Data lines:
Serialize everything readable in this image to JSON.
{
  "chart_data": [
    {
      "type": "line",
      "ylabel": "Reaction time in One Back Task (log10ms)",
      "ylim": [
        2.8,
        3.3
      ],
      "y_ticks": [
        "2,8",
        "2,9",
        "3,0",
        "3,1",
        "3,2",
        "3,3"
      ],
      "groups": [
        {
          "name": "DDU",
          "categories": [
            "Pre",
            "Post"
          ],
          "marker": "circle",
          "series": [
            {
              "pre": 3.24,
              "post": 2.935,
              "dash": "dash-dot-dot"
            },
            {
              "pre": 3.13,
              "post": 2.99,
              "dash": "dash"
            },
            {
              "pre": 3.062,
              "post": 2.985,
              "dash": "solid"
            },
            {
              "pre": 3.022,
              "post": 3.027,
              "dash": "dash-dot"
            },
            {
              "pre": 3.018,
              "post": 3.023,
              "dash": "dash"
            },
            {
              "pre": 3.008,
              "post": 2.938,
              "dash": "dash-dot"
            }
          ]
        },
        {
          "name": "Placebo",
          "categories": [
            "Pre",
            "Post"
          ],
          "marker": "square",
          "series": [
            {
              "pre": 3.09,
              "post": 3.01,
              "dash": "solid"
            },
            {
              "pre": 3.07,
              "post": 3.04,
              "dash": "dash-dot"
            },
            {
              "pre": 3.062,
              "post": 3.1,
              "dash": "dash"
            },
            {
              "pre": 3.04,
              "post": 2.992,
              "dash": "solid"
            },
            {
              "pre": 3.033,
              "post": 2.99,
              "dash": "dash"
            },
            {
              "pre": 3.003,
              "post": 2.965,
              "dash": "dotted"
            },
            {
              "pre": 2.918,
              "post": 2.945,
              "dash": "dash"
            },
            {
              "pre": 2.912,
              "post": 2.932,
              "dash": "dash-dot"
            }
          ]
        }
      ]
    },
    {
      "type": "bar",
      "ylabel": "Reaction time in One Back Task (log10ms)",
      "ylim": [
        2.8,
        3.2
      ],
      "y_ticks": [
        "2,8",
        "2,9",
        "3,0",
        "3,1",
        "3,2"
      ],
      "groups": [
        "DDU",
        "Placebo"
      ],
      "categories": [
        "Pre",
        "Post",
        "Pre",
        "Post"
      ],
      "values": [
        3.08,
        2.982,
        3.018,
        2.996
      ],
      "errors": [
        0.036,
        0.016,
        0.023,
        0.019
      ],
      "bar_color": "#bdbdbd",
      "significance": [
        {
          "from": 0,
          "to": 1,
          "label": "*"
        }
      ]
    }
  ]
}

What to work on: Copy out all of the records shown above exactly.

Result of the exercise:
Serialize everything readable in this image to JSON.
{
  "chart_data": [
    {
      "type": "line",
      "ylabel": "Reaction time in One Back Task (log10ms)",
      "ylim": [
        2.8,
        3.3
      ],
      "y_ticks": [
        "2,8",
        "2,9",
        "3,0",
        "3,1",
        "3,2",
        "3,3"
      ],
      "groups": [
        {
          "name": "DDU",
          "categories": [
            "Pre",
            "Post"
          ],
          "marker": "circle",
          "series": [
            {
              "pre": 3.24,
              "post": 2.935,
              "dash": "dash-dot-dot"
            },
            {
              "pre": 3.13,
              "post": 2.99,
              "dash": "dash"
            },
            {
              "pre": 3.062,
              "post": 2.985,
              "dash": "solid"
            },
            {
              "pre": 3.022,
              "post": 3.027,
              "dash": "dash-dot"
            },
            {
              "pre": 3.018,
              "post": 3.023,
              "dash": "dash"
            },
            {
              "pre": 3.008,
              "post": 2.938,
              "dash": "dash-dot"
            }
          ]
        },
        {
          "name": "Placebo",
          "categories": [
            "Pre",
            "Post"
          ],
          "marker": "square",
          "series": [
            {
              "pre": 3.09,
              "post": 3.01,
              "dash": "solid"
            },
            {
              "pre": 3.07,
              "post": 3.04,
              "dash": "dash-dot"
            },
            {
              "pre": 3.062,
              "post": 3.1,
              "dash": "dash"
            },
            {
              "pre": 3.04,
              "post": 2.992,
              "dash": "solid"
            },
            {
              "pre": 3.033,
              "post": 2.99,
              "dash": "dash"
            },
            {
              "pre": 3.003,
              "post": 2.965,
              "dash": "dotted"
            },
            {
              "pre": 2.918,
              "post": 2.945,
              "dash": "dash"
            },
            {
              "pre": 2.912,
              "post": 2.932,
              "dash": "dash-dot"
            }
          ]
        }
      ]
    },
    {
      "type": "bar",
      "ylabel": "Reaction time in One Back Task (log10ms)",
      "ylim": [
        2.8,
        3.2
      ],
      "y_ticks": [
        "2,8",
        "2,9",
        "3,0",
        "3,1",
        "3,2"
      ],
      "groups": [
        "DDU",
        "Placebo"
      ],
      "categories": [
        "Pre",
        "Post",
        "Pre",
        "Post"
      ],
      "values": [
        3.08,
        2.982,
        3.018,
        2.996
      ],
      "errors": [
        0.036,
        0.016,
        0.023,
        0.019
      ],
      "bar_color": "#bdbdbd",
      "significance": [
        {
          "from": 0,
          "to": 1,
          "label": "*"
        }
      ]
    }
  ]
}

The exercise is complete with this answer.